Your task:
Read the material below and tally how many lines hold the word "Organizations", giving the number and nothing else.
═════ Records shown
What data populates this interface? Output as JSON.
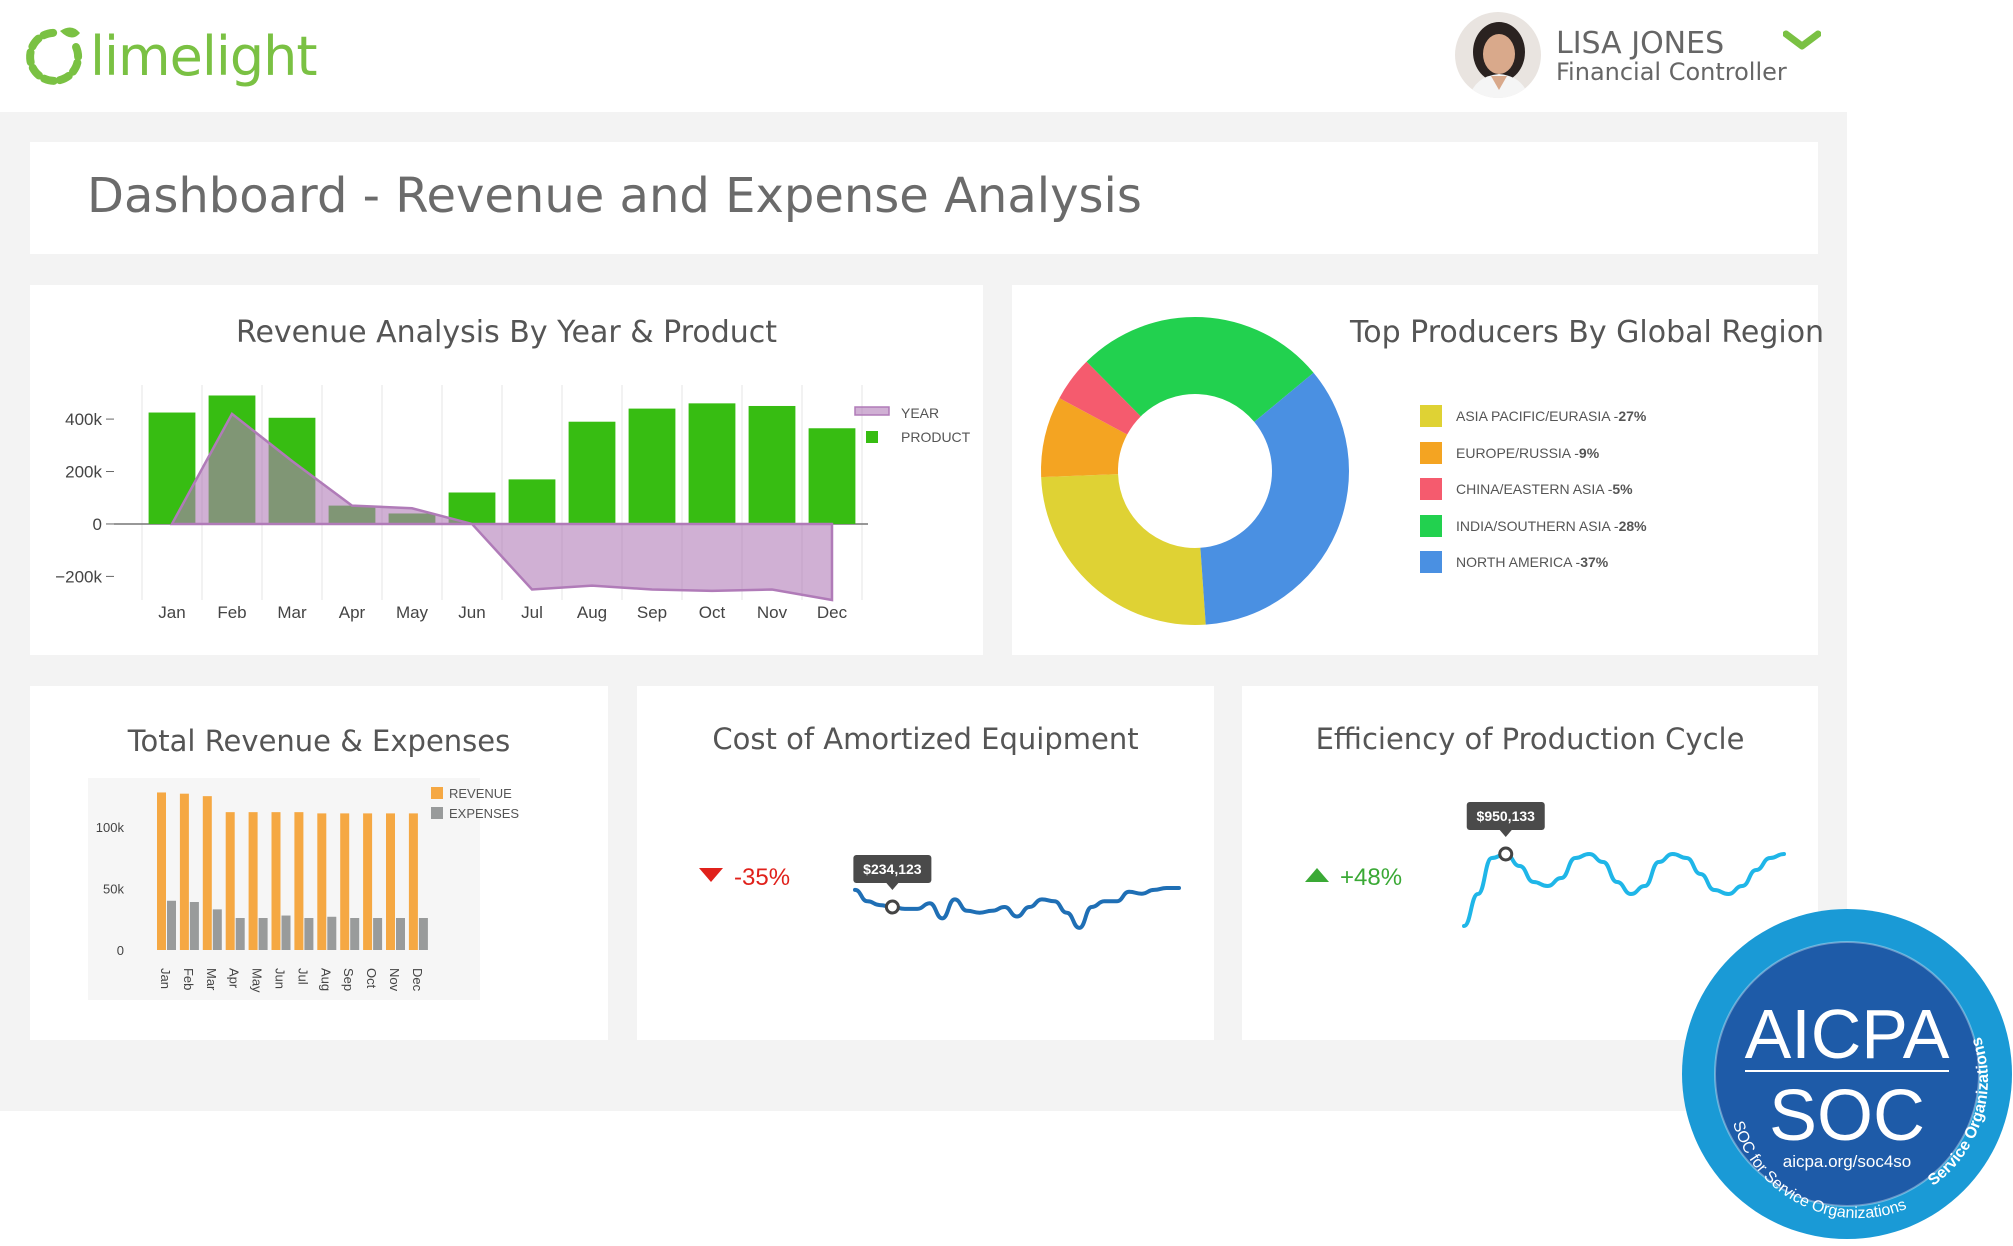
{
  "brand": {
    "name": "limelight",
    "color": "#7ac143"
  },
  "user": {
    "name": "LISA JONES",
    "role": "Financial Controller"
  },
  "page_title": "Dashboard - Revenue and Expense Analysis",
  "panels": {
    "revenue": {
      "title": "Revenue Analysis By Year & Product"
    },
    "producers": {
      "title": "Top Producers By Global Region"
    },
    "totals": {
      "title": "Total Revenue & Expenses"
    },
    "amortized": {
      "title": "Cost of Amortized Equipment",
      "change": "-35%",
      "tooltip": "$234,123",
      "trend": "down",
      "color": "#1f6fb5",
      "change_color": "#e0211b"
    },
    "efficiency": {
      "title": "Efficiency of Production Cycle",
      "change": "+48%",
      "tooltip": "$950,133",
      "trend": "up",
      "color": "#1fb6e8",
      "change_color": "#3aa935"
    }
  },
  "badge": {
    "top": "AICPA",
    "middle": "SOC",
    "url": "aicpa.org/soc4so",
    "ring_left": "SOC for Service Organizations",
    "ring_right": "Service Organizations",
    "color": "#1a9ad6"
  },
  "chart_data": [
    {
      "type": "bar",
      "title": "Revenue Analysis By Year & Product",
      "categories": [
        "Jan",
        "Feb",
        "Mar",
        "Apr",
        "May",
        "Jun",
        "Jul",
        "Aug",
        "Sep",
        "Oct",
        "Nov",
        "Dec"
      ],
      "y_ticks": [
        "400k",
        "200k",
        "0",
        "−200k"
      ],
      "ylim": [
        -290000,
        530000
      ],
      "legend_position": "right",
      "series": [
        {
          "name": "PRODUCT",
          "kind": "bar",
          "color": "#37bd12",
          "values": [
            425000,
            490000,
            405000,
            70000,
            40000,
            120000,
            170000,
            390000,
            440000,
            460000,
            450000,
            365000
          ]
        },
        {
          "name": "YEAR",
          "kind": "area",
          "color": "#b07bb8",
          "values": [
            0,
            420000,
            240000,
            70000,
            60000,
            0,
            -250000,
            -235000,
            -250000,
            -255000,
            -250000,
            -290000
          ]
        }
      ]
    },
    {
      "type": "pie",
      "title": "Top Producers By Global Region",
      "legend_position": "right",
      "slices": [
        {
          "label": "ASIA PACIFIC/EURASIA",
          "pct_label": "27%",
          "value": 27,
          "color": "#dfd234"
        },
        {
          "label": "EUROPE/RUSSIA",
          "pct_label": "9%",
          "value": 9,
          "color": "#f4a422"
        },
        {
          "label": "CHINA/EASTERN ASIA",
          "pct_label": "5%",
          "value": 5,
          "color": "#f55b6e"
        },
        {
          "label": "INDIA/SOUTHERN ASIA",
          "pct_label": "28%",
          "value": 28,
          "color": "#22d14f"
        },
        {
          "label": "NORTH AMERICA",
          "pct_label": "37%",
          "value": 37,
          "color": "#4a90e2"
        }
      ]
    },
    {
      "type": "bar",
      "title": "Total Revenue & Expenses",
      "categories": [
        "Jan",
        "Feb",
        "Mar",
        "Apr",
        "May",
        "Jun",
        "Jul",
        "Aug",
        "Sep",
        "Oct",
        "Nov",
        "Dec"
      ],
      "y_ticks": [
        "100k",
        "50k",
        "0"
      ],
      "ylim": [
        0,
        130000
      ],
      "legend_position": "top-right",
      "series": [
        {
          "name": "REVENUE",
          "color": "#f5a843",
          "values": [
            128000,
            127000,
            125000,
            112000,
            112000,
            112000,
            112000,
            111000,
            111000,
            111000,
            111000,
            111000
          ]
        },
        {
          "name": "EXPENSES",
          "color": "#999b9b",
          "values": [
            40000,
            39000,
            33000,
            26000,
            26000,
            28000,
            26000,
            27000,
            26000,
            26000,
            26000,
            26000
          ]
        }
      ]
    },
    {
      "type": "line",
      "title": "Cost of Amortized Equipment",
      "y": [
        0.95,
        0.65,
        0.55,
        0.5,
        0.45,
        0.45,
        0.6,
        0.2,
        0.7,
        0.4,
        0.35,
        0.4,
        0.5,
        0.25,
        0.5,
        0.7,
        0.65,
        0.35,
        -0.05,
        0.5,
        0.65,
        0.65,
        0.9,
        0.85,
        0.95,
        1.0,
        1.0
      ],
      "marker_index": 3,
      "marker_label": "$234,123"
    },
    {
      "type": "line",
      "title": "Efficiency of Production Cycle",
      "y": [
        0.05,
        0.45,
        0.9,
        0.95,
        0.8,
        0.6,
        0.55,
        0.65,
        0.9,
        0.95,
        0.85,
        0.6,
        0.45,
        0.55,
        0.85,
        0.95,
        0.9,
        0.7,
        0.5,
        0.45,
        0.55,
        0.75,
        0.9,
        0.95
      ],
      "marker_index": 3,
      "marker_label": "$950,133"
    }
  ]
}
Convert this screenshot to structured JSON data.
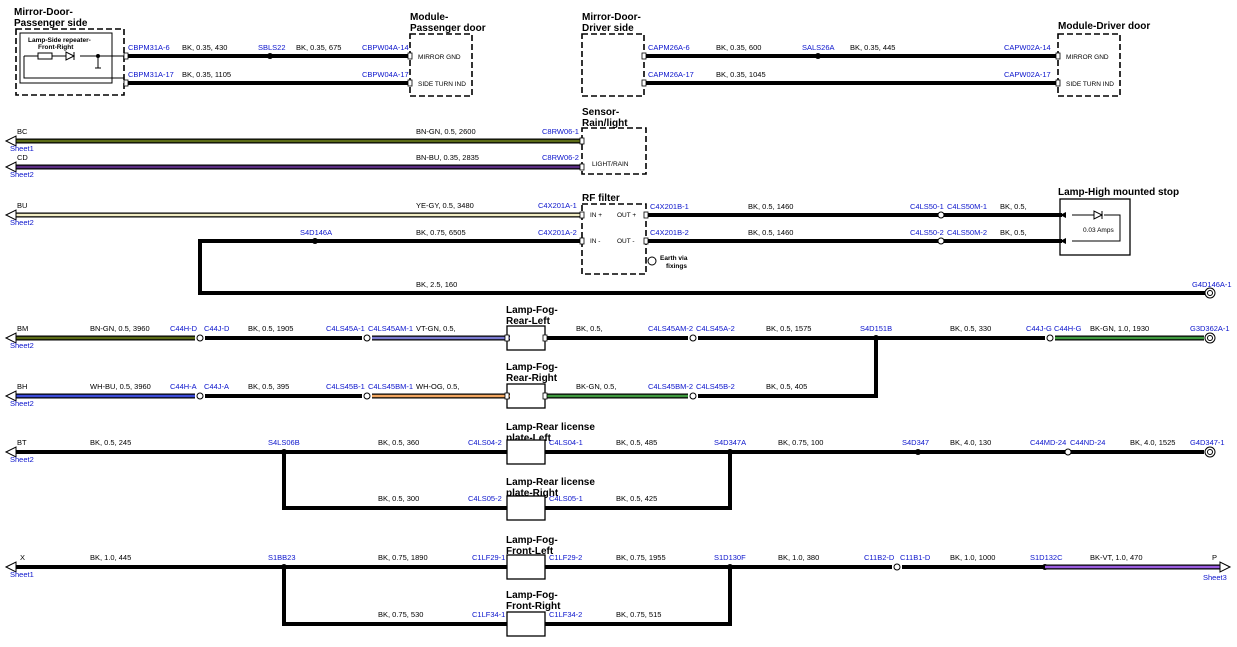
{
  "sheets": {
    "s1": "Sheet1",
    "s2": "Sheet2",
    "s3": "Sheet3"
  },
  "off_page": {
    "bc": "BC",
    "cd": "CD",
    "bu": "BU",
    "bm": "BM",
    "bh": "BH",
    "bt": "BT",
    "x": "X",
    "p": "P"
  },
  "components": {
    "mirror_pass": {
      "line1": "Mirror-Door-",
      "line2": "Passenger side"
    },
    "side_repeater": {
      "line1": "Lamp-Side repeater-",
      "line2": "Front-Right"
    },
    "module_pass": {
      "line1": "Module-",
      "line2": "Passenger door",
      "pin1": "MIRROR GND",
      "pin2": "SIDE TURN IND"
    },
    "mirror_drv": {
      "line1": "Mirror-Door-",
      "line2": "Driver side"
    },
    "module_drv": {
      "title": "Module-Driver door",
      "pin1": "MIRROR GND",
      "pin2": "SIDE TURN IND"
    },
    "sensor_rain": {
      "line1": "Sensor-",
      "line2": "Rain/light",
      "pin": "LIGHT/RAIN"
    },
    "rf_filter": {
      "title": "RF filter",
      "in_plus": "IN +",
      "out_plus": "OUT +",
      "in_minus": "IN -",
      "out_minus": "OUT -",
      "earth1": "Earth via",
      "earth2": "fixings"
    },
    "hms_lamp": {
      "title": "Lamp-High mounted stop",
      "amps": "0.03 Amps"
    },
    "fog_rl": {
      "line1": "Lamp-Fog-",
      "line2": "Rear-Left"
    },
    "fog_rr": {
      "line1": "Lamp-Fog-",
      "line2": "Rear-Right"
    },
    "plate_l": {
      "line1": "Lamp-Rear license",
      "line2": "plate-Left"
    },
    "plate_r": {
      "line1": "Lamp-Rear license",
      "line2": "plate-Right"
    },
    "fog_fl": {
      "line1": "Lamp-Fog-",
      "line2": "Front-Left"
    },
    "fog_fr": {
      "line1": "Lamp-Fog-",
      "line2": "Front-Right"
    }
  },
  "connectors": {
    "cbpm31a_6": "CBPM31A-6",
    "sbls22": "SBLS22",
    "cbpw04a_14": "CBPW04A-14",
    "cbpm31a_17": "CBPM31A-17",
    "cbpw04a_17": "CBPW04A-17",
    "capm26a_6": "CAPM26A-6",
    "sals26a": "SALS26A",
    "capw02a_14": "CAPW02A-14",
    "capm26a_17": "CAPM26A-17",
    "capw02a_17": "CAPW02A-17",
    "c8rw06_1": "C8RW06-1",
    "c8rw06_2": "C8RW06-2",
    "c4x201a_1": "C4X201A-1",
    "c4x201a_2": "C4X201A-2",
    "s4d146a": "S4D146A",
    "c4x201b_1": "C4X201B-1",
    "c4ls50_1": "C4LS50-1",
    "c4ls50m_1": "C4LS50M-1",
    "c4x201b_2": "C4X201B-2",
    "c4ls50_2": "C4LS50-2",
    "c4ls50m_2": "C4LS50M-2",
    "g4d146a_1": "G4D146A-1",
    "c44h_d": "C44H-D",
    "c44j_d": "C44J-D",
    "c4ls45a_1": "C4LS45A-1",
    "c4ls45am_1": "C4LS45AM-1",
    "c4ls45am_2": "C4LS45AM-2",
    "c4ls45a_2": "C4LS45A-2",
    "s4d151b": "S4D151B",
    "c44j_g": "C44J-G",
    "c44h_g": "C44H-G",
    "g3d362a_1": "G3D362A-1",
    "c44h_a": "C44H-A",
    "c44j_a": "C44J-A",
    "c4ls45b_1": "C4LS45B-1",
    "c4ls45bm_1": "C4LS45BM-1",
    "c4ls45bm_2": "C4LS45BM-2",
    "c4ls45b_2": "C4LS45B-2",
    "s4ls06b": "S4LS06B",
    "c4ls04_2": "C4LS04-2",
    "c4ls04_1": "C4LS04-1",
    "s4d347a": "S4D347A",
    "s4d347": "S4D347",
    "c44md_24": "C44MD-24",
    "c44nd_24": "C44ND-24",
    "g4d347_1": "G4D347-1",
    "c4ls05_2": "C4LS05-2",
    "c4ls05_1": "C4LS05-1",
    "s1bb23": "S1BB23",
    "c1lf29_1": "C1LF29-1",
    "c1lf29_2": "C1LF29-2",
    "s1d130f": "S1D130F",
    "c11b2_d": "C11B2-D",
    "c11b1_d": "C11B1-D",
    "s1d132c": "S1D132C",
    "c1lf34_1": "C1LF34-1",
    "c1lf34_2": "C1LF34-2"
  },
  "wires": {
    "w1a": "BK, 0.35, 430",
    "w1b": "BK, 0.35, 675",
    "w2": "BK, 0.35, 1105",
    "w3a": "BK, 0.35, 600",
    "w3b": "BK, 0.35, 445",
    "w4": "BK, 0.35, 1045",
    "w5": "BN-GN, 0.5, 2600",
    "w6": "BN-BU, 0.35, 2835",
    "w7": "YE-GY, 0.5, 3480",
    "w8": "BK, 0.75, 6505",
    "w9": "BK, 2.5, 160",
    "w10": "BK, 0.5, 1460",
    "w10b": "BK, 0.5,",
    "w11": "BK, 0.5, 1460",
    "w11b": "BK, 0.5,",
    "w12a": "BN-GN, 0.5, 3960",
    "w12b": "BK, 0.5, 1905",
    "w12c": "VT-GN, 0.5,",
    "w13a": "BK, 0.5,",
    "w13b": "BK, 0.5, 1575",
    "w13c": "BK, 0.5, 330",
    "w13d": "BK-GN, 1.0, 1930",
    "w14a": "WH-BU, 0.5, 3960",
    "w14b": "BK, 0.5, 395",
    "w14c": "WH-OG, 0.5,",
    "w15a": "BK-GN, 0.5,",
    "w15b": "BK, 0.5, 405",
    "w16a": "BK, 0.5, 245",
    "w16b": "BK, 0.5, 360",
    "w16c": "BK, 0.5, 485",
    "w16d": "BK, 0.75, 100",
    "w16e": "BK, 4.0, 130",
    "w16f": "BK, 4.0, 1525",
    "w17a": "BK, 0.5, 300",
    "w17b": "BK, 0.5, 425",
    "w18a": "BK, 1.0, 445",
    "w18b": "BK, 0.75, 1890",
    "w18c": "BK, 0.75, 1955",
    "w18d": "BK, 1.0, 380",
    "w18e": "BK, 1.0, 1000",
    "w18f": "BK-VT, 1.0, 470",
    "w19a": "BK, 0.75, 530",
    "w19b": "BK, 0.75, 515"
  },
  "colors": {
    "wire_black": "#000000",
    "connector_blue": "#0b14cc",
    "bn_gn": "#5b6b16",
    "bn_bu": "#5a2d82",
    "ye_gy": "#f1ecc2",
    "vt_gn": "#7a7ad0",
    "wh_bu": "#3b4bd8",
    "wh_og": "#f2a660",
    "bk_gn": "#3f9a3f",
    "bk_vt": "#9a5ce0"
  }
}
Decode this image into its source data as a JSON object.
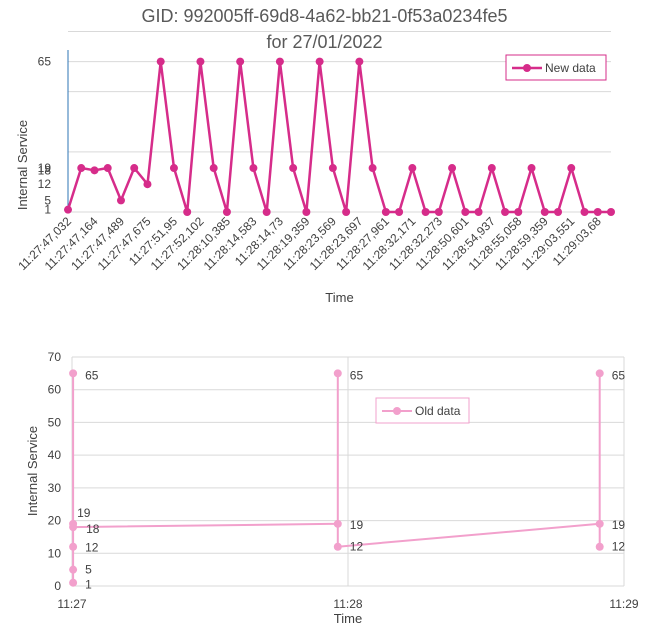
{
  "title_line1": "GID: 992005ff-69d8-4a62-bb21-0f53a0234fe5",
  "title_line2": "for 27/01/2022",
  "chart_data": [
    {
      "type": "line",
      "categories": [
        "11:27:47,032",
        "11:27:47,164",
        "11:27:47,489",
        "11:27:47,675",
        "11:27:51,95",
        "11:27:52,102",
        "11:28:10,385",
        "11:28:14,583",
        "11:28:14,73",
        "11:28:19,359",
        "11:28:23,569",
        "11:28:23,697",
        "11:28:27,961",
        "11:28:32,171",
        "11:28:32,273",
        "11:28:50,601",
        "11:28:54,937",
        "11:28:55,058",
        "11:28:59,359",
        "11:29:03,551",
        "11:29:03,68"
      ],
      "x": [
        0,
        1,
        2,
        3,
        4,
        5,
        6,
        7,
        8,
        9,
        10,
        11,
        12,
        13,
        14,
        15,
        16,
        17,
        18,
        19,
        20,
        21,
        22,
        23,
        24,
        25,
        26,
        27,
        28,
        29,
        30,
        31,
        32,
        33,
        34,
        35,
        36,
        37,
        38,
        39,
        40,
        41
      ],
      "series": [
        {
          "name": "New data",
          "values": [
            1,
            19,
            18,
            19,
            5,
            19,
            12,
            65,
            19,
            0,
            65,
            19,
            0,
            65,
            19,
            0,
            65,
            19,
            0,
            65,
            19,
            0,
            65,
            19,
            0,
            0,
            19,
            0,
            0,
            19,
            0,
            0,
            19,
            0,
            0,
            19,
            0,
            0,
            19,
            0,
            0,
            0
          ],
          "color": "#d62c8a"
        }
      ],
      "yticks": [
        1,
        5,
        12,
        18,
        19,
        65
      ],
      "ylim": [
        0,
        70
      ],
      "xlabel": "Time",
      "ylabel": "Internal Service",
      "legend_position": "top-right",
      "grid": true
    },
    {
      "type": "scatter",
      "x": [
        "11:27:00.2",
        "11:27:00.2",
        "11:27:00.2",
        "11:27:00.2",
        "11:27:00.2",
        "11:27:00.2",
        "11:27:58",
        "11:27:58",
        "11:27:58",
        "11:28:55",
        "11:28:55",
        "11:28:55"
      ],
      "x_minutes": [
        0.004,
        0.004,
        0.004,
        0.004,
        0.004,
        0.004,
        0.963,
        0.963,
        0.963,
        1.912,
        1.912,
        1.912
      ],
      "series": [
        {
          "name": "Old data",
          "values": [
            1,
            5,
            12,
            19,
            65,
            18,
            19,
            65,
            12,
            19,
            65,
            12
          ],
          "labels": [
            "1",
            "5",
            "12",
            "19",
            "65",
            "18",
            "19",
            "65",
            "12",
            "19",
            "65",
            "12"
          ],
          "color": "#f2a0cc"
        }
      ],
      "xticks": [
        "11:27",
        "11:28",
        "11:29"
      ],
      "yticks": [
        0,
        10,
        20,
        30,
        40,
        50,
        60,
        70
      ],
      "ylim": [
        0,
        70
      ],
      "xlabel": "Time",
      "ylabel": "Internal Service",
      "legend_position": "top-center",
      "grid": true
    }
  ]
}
══════════
Solution to this problem:
2